Exercise requirements: Output an exact reproduction of the data.

[Data excerpts]
----

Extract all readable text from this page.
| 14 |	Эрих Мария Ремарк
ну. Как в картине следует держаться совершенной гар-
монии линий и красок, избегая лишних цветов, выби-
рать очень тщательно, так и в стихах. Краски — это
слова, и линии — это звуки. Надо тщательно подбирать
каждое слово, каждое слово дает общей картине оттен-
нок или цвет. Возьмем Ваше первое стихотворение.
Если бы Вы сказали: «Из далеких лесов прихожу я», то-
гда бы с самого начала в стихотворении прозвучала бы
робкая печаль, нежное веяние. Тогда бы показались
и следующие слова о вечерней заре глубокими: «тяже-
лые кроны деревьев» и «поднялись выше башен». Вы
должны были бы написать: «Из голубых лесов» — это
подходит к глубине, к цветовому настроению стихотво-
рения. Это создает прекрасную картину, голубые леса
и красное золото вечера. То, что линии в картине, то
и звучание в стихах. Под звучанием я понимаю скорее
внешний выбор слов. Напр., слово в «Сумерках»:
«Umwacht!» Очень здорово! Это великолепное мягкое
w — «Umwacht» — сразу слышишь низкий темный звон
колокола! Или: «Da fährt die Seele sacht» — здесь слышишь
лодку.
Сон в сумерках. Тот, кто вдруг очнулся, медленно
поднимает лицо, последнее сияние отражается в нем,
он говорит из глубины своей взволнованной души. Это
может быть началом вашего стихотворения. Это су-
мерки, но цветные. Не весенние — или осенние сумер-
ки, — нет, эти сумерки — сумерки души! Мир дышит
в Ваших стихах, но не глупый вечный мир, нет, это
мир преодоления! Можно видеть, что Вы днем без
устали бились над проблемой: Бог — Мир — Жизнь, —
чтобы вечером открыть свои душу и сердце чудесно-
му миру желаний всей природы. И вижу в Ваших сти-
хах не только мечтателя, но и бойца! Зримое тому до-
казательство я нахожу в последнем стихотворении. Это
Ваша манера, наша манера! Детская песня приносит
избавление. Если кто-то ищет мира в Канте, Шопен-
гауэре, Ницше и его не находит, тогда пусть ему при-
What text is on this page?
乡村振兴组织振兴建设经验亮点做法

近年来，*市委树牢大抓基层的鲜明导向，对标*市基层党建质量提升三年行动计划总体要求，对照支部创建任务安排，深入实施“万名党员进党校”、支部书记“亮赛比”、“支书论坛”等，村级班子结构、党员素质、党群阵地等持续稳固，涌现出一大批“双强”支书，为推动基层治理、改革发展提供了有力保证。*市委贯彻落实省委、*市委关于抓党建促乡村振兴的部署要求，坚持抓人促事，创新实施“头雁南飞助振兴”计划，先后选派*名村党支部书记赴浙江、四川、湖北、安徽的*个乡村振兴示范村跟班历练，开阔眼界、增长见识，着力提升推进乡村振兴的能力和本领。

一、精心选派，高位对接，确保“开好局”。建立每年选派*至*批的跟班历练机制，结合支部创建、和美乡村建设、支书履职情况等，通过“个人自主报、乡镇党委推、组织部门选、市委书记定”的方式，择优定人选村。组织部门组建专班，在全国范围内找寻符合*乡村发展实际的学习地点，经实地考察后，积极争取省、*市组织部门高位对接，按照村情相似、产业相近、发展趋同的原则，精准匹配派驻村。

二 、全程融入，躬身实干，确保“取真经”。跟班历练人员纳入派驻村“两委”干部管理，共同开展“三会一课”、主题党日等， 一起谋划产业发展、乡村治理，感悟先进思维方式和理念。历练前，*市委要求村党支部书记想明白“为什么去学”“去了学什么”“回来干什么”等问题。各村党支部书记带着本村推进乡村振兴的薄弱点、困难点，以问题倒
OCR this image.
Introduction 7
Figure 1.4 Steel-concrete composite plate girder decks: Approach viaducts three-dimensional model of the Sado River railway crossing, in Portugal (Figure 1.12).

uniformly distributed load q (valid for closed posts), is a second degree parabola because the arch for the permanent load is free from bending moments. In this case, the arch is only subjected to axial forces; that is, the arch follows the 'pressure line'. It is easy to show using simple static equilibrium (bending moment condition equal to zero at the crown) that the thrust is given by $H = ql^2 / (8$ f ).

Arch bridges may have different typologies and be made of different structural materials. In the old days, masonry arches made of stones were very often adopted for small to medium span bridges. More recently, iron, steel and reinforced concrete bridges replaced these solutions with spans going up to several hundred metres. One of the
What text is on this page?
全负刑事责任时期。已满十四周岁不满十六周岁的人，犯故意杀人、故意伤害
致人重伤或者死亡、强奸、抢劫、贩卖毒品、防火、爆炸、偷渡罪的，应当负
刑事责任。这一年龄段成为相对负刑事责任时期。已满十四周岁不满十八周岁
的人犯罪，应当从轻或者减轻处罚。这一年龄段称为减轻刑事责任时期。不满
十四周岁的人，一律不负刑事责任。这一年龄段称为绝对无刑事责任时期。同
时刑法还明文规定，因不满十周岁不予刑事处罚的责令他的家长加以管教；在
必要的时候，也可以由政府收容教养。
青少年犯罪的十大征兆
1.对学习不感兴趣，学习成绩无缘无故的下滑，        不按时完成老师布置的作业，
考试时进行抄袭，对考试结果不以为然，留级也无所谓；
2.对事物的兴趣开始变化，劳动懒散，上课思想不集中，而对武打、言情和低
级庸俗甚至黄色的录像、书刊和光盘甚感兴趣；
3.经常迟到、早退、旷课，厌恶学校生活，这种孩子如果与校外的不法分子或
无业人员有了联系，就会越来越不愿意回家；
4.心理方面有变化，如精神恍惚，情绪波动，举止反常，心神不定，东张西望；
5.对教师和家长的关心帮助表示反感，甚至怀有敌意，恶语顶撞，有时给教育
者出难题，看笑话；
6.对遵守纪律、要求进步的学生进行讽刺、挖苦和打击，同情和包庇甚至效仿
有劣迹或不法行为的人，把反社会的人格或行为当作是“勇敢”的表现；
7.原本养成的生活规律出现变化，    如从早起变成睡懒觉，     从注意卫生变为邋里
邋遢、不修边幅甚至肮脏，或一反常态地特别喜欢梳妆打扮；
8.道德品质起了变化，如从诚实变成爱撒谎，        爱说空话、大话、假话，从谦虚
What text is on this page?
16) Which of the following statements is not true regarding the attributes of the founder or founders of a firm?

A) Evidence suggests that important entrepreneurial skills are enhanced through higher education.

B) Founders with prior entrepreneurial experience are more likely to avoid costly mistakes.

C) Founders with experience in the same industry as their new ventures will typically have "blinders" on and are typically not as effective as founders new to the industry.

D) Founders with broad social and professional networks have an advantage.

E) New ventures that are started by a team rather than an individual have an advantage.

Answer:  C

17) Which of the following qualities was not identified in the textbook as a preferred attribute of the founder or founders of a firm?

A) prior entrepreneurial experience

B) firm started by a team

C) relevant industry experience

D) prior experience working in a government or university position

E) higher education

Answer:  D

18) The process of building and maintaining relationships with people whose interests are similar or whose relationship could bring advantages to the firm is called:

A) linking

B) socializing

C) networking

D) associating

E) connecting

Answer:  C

----

Written response:
Extract all readable text from this page.
| 14 |	Эрих Мария Ремарк
ну. Как в картине следует держаться совершенной гар-
монии линий и красок, избегая лишних цветов, выби-
рать очень тщательно, так и в стихах. Краски — это
слова, и линии — это звуки. Надо тщательно подбирать
каждое слово, каждое слово дает общей картине оттен-
нок или цвет. Возьмем Ваше первое стихотворение.
Если бы Вы сказали: «Из далеких лесов прихожу я», то-
гда бы с самого начала в стихотворении прозвучала бы
робкая печаль, нежное веяние. Тогда бы показались
и следующие слова о вечерней заре глубокими: «тяже-
лые кроны деревьев» и «поднялись выше башен». Вы
должны были бы написать: «Из голубых лесов» — это
подходит к глубине, к цветовому настроению стихотво-
рения. Это создает прекрасную картину, голубые леса
и красное золото вечера. То, что линии в картине, то
и звучание в стихах. Под звучанием я понимаю скорее
внешний выбор слов. Напр., слово в «Сумерках»:
«Umwacht!» Очень здорово! Это великолепное мягкое
w — «Umwacht» — сразу слышишь низкий темный звон
колокола! Или: «Da fährt die Seele sacht» — здесь слышишь
лодку.
Сон в сумерках. Тот, кто вдруг очнулся, медленно
поднимает лицо, последнее сияние отражается в нем,
он говорит из глубины своей взволнованной души. Это
может быть началом вашего стихотворения. Это су-
мерки, но цветные. Не весенние — или осенние сумер-
ки, — нет, эти сумерки — сумерки души! Мир дышит
в Ваших стихах, но не глупый вечный мир, нет, это
мир преодоления! Можно видеть, что Вы днем без
устали бились над проблемой: Бог — Мир — Жизнь, —
чтобы вечером открыть свои душу и сердце чудесно-
му миру желаний всей природы. И вижу в Ваших сти-
хах не только мечтателя, но и бойца! Зримое тому до-
казательство я нахожу в последнем стихотворении. Это
Ваша манера, наша манера! Детская песня приносит
избавление. Если кто-то ищет мира в Канте, Шопен-
гауэре, Ницше и его не находит, тогда пусть ему при-
What text is on this page?
乡村振兴组织振兴建设经验亮点做法

近年来，*市委树牢大抓基层的鲜明导向，对标*市基层党建质量提升三年行动计划总体要求，对照支部创建任务安排，深入实施“万名党员进党校”、支部书记“亮赛比”、“支书论坛”等，村级班子结构、党员素质、党群阵地等持续稳固，涌现出一大批“双强”支书，为推动基层治理、改革发展提供了有力保证。*市委贯彻落实省委、*市委关于抓党建促乡村振兴的部署要求，坚持抓人促事，创新实施“头雁南飞助振兴”计划，先后选派*名村党支部书记赴浙江、四川、湖北、安徽的*个乡村振兴示范村跟班历练，开阔眼界、增长见识，着力提升推进乡村振兴的能力和本领。

一、精心选派，高位对接，确保“开好局”。建立每年选派*至*批的跟班历练机制，结合支部创建、和美乡村建设、支书履职情况等，通过“个人自主报、乡镇党委推、组织部门选、市委书记定”的方式，择优定人选村。组织部门组建专班，在全国范围内找寻符合*乡村发展实际的学习地点，经实地考察后，积极争取省、*市组织部门高位对接，按照村情相似、产业相近、发展趋同的原则，精准匹配派驻村。

二 、全程融入，躬身实干，确保“取真经”。跟班历练人员纳入派驻村“两委”干部管理，共同开展“三会一课”、主题党日等， 一起谋划产业发展、乡村治理，感悟先进思维方式和理念。历练前，*市委要求村党支部书记想明白“为什么去学”“去了学什么”“回来干什么”等问题。各村党支部书记带着本村推进乡村振兴的薄弱点、困难点，以问题倒
OCR this image.
Introduction 7
Figure 1.4 Steel-concrete composite plate girder decks: Approach viaducts three-dimensional model of the Sado River railway crossing, in Portugal (Figure 1.12).

uniformly distributed load q (valid for closed posts), is a second degree parabola because the arch for the permanent load is free from bending moments. In this case, the arch is only subjected to axial forces; that is, the arch follows the 'pressure line'. It is easy to show using simple static equilibrium (bending moment condition equal to zero at the crown) that the thrust is given by $H = ql^2 / (8$ f ).

Arch bridges may have different typologies and be made of different structural materials. In the old days, masonry arches made of stones were very often adopted for small to medium span bridges. More recently, iron, steel and reinforced concrete bridges replaced these solutions with spans going up to several hundred metres. One of the
What text is on this page?
全负刑事责任时期。已满十四周岁不满十六周岁的人，犯故意杀人、故意伤害
致人重伤或者死亡、强奸、抢劫、贩卖毒品、防火、爆炸、偷渡罪的，应当负
刑事责任。这一年龄段成为相对负刑事责任时期。已满十四周岁不满十八周岁
的人犯罪，应当从轻或者减轻处罚。这一年龄段称为减轻刑事责任时期。不满
十四周岁的人，一律不负刑事责任。这一年龄段称为绝对无刑事责任时期。同
时刑法还明文规定，因不满十周岁不予刑事处罚的责令他的家长加以管教；在
必要的时候，也可以由政府收容教养。
青少年犯罪的十大征兆
1.对学习不感兴趣，学习成绩无缘无故的下滑，        不按时完成老师布置的作业，
考试时进行抄袭，对考试结果不以为然，留级也无所谓；
2.对事物的兴趣开始变化，劳动懒散，上课思想不集中，而对武打、言情和低
级庸俗甚至黄色的录像、书刊和光盘甚感兴趣；
3.经常迟到、早退、旷课，厌恶学校生活，这种孩子如果与校外的不法分子或
无业人员有了联系，就会越来越不愿意回家；
4.心理方面有变化，如精神恍惚，情绪波动，举止反常，心神不定，东张西望；
5.对教师和家长的关心帮助表示反感，甚至怀有敌意，恶语顶撞，有时给教育
者出难题，看笑话；
6.对遵守纪律、要求进步的学生进行讽刺、挖苦和打击，同情和包庇甚至效仿
有劣迹或不法行为的人，把反社会的人格或行为当作是“勇敢”的表现；
7.原本养成的生活规律出现变化，    如从早起变成睡懒觉，     从注意卫生变为邋里
邋遢、不修边幅甚至肮脏，或一反常态地特别喜欢梳妆打扮；
8.道德品质起了变化，如从诚实变成爱撒谎，        爱说空话、大话、假话，从谦虚
What text is on this page?
16) Which of the following statements is not true regarding the attributes of the founder or founders of a firm?

A) Evidence suggests that important entrepreneurial skills are enhanced through higher education.

B) Founders with prior entrepreneurial experience are more likely to avoid costly mistakes.

C) Founders with experience in the same industry as their new ventures will typically have "blinders" on and are typically not as effective as founders new to the industry.

D) Founders with broad social and professional networks have an advantage.

E) New ventures that are started by a team rather than an individual have an advantage.

Answer:  C

17) Which of the following qualities was not identified in the textbook as a preferred attribute of the founder or founders of a firm?

A) prior entrepreneurial experience

B) firm started by a team

C) relevant industry experience

D) prior experience working in a government or university position

E) higher education

Answer:  D

18) The process of building and maintaining relationships with people whose interests are similar or whose relationship could bring advantages to the firm is called:

A) linking

B) socializing

C) networking

D) associating

E) connecting

Answer:  C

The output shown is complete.